**Exercise inputs:**
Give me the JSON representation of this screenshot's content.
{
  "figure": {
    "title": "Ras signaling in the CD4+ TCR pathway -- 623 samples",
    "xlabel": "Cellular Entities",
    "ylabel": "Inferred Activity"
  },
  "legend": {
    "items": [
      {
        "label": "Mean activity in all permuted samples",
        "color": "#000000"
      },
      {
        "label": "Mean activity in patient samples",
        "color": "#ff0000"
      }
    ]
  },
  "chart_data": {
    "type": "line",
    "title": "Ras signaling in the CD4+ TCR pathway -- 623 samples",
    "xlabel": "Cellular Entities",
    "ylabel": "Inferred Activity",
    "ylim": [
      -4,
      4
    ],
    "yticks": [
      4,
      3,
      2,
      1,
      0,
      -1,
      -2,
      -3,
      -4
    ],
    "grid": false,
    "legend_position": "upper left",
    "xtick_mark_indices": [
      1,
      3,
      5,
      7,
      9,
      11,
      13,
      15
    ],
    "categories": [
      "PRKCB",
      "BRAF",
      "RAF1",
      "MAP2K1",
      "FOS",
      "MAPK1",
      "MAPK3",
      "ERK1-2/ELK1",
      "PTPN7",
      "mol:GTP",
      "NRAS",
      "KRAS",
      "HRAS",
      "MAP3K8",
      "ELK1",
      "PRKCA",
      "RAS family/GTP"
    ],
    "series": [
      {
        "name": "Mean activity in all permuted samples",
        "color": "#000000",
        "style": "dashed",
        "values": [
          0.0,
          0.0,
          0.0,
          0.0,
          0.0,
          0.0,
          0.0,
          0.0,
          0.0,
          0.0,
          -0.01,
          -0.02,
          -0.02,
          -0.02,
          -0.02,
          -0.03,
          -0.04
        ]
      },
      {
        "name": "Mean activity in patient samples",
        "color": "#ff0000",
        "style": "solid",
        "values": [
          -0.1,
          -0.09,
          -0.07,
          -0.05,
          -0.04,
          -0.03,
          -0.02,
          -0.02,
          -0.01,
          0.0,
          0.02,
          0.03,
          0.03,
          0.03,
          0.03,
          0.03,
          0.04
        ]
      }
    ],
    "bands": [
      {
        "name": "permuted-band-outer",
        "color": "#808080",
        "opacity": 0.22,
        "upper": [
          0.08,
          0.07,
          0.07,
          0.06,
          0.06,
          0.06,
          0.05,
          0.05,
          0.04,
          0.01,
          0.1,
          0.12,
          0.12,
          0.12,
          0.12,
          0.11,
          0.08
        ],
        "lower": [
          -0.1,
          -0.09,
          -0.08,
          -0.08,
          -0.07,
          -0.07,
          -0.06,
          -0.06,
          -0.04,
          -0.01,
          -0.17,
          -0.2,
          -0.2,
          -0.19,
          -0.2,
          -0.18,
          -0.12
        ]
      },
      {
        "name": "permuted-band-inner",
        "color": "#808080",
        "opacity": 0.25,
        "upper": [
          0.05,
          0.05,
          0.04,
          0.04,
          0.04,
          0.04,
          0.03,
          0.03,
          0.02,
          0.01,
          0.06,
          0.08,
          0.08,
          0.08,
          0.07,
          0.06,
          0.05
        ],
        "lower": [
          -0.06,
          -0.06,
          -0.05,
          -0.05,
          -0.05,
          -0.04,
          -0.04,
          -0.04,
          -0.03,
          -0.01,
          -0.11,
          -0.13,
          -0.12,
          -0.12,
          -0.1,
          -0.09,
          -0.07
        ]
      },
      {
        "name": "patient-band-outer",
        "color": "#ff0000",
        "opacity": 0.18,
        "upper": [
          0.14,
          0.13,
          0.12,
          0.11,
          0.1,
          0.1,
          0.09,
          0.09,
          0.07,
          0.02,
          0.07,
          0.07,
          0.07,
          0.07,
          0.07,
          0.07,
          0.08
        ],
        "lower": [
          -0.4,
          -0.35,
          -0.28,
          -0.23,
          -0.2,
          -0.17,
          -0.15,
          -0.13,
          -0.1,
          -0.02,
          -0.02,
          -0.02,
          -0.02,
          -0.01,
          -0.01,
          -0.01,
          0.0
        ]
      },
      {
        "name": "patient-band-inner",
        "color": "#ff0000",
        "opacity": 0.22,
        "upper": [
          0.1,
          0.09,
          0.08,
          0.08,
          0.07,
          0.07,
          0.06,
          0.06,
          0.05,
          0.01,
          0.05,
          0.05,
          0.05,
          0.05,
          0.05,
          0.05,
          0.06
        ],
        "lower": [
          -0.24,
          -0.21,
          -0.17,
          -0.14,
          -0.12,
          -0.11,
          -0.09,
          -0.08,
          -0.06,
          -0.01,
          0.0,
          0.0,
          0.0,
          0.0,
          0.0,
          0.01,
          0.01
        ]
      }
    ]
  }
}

**Your objective:**
Return, from the data, each line that has the word "name" in it.

**Written response:**
        "name": "Mean activity in all permuted samples",
        "name": "Mean activity in patient samples",
        "name": "permuted-band-outer",
        "name": "permuted-band-inner",
        "name": "patient-band-outer",
        "name": "patient-band-inner",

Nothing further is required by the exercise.